Aim.
In your copy, leave out the pictures; write out all the data exactly.

Data entries.
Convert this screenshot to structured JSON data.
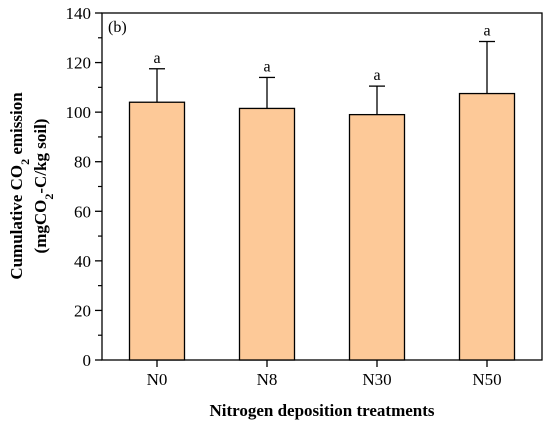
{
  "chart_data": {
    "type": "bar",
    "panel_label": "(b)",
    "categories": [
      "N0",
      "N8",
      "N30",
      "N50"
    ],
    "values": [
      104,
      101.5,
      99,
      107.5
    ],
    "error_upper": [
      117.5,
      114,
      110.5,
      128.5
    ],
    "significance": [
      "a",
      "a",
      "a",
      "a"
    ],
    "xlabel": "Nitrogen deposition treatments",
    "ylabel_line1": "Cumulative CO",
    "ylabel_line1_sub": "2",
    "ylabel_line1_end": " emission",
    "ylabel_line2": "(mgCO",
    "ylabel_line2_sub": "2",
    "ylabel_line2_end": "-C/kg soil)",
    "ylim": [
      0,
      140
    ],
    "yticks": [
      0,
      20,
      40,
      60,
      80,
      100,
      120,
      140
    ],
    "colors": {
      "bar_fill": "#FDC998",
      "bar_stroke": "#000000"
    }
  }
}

Answer to the exercise.
Convert this screenshot to structured JSON data.
{
  "chart_data": {
    "type": "bar",
    "panel_label": "(b)",
    "categories": [
      "N0",
      "N8",
      "N30",
      "N50"
    ],
    "values": [
      104,
      101.5,
      99,
      107.5
    ],
    "error_upper": [
      117.5,
      114,
      110.5,
      128.5
    ],
    "significance": [
      "a",
      "a",
      "a",
      "a"
    ],
    "xlabel": "Nitrogen deposition treatments",
    "ylabel_line1": "Cumulative CO",
    "ylabel_line1_sub": "2",
    "ylabel_line1_end": " emission",
    "ylabel_line2": "(mgCO",
    "ylabel_line2_sub": "2",
    "ylabel_line2_end": "-C/kg soil)",
    "ylim": [
      0,
      140
    ],
    "yticks": [
      0,
      20,
      40,
      60,
      80,
      100,
      120,
      140
    ],
    "colors": {
      "bar_fill": "#FDC998",
      "bar_stroke": "#000000"
    }
  }
}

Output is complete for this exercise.